• _Work instructions_
Scan the entries below and extract each line with the word "much" in it.

□ □ □ □

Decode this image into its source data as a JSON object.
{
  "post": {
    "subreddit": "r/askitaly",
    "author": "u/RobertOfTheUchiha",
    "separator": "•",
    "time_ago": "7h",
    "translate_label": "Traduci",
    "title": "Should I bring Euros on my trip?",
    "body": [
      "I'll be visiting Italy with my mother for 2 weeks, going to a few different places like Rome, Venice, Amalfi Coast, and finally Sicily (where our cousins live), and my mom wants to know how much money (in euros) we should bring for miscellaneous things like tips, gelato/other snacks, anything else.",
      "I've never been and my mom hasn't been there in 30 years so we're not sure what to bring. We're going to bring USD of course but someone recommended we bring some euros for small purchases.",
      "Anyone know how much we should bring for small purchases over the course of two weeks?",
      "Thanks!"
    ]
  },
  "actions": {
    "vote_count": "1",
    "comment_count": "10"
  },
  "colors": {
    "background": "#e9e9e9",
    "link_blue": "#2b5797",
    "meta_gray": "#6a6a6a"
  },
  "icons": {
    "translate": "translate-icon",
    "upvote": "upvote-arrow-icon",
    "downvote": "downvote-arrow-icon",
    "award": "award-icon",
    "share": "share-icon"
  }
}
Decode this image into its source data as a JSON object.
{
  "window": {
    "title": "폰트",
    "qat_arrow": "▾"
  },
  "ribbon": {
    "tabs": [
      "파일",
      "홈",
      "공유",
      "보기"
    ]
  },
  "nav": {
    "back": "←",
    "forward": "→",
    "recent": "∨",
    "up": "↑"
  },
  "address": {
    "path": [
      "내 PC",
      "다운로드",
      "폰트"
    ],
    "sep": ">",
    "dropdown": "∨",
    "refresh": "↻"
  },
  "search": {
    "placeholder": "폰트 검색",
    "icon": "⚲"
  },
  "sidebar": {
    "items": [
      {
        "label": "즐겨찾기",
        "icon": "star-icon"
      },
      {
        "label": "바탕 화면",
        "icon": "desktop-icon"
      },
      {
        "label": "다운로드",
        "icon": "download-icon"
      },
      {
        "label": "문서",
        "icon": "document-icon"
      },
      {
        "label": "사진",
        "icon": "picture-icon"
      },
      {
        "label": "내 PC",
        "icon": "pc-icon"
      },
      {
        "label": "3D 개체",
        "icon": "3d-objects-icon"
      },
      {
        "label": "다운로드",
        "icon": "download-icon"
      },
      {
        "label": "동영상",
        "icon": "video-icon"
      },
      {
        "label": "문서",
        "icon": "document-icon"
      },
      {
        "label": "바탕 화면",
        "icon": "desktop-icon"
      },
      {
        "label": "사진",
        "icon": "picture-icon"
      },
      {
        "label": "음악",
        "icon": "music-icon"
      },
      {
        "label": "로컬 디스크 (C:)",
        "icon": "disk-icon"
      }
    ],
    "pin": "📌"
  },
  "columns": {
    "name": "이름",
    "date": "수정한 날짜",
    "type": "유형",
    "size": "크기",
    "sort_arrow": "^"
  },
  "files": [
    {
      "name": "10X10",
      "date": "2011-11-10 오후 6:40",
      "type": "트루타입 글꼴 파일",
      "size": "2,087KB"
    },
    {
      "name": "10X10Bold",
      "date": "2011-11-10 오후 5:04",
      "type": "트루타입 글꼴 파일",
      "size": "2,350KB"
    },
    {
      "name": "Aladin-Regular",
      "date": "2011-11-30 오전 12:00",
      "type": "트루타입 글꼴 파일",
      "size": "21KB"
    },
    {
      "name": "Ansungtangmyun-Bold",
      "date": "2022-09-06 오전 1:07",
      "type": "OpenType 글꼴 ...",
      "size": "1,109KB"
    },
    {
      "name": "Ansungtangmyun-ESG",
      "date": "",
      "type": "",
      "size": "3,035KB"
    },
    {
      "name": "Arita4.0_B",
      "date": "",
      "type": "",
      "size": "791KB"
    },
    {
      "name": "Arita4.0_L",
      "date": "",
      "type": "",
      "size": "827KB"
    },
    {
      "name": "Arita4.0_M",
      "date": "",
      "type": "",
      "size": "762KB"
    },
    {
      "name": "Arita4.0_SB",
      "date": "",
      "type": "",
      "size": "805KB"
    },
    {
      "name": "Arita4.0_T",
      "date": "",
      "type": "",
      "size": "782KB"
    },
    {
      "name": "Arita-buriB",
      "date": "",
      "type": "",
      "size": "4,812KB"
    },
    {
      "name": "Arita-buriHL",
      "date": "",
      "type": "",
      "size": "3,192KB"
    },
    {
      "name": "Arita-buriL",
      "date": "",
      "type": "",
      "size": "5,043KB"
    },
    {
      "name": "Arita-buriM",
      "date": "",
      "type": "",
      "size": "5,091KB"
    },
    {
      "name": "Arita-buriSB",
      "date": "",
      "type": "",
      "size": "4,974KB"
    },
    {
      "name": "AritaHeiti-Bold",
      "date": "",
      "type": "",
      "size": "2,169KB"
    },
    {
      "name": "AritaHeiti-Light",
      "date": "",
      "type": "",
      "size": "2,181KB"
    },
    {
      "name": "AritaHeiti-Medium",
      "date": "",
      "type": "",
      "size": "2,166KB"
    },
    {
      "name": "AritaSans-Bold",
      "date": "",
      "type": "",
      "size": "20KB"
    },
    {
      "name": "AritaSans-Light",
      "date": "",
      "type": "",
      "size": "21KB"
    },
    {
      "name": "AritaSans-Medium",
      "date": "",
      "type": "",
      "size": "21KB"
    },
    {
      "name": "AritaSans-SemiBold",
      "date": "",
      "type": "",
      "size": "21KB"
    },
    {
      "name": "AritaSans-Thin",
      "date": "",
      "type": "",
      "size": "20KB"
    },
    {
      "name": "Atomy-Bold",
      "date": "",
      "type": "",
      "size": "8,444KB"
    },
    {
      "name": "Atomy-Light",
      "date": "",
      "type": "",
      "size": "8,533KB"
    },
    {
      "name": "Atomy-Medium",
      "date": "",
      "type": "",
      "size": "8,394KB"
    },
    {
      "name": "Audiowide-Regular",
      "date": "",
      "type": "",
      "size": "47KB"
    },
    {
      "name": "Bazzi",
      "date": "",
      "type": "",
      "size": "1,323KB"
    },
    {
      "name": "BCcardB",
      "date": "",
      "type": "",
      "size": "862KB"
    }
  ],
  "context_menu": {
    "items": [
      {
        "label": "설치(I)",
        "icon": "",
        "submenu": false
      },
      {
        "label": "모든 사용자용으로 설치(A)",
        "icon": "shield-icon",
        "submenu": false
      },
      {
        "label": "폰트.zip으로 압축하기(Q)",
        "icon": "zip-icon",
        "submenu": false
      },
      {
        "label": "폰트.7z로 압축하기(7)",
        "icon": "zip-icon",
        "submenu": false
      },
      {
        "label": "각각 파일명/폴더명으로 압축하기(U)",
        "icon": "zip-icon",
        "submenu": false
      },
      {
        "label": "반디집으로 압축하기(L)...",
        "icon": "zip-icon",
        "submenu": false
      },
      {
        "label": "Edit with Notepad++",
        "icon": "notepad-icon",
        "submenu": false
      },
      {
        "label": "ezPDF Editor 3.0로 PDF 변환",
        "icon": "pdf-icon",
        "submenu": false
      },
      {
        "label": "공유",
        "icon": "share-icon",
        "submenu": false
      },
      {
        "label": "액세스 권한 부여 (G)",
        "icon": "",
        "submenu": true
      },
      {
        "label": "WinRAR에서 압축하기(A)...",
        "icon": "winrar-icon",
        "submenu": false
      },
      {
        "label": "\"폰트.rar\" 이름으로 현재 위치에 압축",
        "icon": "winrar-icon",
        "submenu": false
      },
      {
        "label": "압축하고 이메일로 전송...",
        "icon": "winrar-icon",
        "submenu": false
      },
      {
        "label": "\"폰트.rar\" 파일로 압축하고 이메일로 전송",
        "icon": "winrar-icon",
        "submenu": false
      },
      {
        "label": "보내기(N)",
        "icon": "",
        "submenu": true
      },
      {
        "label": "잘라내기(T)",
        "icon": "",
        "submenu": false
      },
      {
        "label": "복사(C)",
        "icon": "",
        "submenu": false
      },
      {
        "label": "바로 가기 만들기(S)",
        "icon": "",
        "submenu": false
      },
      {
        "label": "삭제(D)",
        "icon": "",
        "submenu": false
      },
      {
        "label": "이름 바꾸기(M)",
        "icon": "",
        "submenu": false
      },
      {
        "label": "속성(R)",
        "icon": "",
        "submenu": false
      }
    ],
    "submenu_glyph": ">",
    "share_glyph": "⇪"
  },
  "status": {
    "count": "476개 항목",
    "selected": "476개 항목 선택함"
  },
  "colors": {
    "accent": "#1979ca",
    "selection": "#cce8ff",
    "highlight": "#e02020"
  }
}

□ □ □ □

• _Exercise output_
      "I'll be visiting Italy with my mother for 2 weeks, going to a few different places like Rome, Venice, Amalfi Coast, and finally Sicily (where our cousins live), and my mom wants to know how much money (in euros) we should bring for miscellaneous things like tips, gelato/other snacks, anything else.",
      "Anyone know how much we should bring for small purchases over the course of two weeks?",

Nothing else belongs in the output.